======== Records to process ========

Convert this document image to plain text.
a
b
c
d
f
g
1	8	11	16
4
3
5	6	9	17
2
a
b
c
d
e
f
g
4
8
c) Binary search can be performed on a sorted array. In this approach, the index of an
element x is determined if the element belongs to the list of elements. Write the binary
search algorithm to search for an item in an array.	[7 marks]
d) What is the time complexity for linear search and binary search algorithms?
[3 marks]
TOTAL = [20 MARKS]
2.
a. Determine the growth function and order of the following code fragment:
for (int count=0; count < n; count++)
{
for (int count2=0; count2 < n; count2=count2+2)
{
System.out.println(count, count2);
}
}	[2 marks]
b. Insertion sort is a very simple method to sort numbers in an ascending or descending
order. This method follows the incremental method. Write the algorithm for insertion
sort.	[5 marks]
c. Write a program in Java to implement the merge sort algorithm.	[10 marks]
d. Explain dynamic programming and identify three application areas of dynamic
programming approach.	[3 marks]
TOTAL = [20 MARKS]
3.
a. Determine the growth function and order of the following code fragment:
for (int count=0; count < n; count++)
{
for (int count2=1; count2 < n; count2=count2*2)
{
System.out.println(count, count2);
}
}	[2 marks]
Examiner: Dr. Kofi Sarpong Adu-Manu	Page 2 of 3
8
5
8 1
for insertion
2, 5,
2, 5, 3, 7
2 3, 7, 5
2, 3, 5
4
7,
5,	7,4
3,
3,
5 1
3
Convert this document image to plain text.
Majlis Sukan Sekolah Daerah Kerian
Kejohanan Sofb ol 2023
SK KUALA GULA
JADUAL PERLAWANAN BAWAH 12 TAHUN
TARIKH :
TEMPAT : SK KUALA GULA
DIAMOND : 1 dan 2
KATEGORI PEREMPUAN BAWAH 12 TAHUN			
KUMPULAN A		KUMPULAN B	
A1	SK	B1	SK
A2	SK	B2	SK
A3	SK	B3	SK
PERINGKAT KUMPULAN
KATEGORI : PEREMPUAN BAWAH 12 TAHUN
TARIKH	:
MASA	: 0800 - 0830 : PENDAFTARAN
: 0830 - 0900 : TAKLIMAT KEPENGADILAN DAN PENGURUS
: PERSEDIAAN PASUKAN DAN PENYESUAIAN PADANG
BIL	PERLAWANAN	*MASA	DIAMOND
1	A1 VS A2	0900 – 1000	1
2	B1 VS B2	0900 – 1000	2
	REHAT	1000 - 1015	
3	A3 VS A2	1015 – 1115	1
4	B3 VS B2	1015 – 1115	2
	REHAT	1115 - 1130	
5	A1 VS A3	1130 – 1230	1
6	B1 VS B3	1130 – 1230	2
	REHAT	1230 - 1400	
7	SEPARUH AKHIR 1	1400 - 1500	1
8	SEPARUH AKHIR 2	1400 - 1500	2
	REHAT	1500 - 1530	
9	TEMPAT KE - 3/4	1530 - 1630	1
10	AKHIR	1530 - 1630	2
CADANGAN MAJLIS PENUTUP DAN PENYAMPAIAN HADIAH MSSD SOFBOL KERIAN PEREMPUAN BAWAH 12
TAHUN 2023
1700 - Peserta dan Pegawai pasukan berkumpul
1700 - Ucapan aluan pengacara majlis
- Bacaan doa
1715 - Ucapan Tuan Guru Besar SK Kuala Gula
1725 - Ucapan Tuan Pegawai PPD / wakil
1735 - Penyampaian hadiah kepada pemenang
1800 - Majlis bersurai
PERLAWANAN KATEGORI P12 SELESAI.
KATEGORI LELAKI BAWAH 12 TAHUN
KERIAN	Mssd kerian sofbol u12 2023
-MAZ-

========

● What is needed
Write out every entry again, keeping each line exactly the same.

● Full answer
Convert this document image to plain text.
a
b
c
d
f
g
1	8	11	16
4
3
5	6	9	17
2
a
b
c
d
e
f
g
4
8
c) Binary search can be performed on a sorted array. In this approach, the index of an
element x is determined if the element belongs to the list of elements. Write the binary
search algorithm to search for an item in an array.	[7 marks]
d) What is the time complexity for linear search and binary search algorithms?
[3 marks]
TOTAL = [20 MARKS]
2.
a. Determine the growth function and order of the following code fragment:
for (int count=0; count < n; count++)
{
for (int count2=0; count2 < n; count2=count2+2)
{
System.out.println(count, count2);
}
}	[2 marks]
b. Insertion sort is a very simple method to sort numbers in an ascending or descending
order. This method follows the incremental method. Write the algorithm for insertion
sort.	[5 marks]
c. Write a program in Java to implement the merge sort algorithm.	[10 marks]
d. Explain dynamic programming and identify three application areas of dynamic
programming approach.	[3 marks]
TOTAL = [20 MARKS]
3.
a. Determine the growth function and order of the following code fragment:
for (int count=0; count < n; count++)
{
for (int count2=1; count2 < n; count2=count2*2)
{
System.out.println(count, count2);
}
}	[2 marks]
Examiner: Dr. Kofi Sarpong Adu-Manu	Page 2 of 3
8
5
8 1
for insertion
2, 5,
2, 5, 3, 7
2 3, 7, 5
2, 3, 5
4
7,
5,	7,4
3,
3,
5 1
3
Convert this document image to plain text.
Majlis Sukan Sekolah Daerah Kerian
Kejohanan Sofb ol 2023
SK KUALA GULA
JADUAL PERLAWANAN BAWAH 12 TAHUN
TARIKH :
TEMPAT : SK KUALA GULA
DIAMOND : 1 dan 2
KATEGORI PEREMPUAN BAWAH 12 TAHUN			
KUMPULAN A		KUMPULAN B	
A1	SK	B1	SK
A2	SK	B2	SK
A3	SK	B3	SK
PERINGKAT KUMPULAN
KATEGORI : PEREMPUAN BAWAH 12 TAHUN
TARIKH	:
MASA	: 0800 - 0830 : PENDAFTARAN
: 0830 - 0900 : TAKLIMAT KEPENGADILAN DAN PENGURUS
: PERSEDIAAN PASUKAN DAN PENYESUAIAN PADANG
BIL	PERLAWANAN	*MASA	DIAMOND
1	A1 VS A2	0900 – 1000	1
2	B1 VS B2	0900 – 1000	2
	REHAT	1000 - 1015	
3	A3 VS A2	1015 – 1115	1
4	B3 VS B2	1015 – 1115	2
	REHAT	1115 - 1130	
5	A1 VS A3	1130 – 1230	1
6	B1 VS B3	1130 – 1230	2
	REHAT	1230 - 1400	
7	SEPARUH AKHIR 1	1400 - 1500	1
8	SEPARUH AKHIR 2	1400 - 1500	2
	REHAT	1500 - 1530	
9	TEMPAT KE - 3/4	1530 - 1630	1
10	AKHIR	1530 - 1630	2
CADANGAN MAJLIS PENUTUP DAN PENYAMPAIAN HADIAH MSSD SOFBOL KERIAN PEREMPUAN BAWAH 12
TAHUN 2023
1700 - Peserta dan Pegawai pasukan berkumpul
1700 - Ucapan aluan pengacara majlis
- Bacaan doa
1715 - Ucapan Tuan Guru Besar SK Kuala Gula
1725 - Ucapan Tuan Pegawai PPD / wakil
1735 - Penyampaian hadiah kepada pemenang
1800 - Majlis bersurai
PERLAWANAN KATEGORI P12 SELESAI.
KATEGORI LELAKI BAWAH 12 TAHUN
KERIAN	Mssd kerian sofbol u12 2023
-MAZ-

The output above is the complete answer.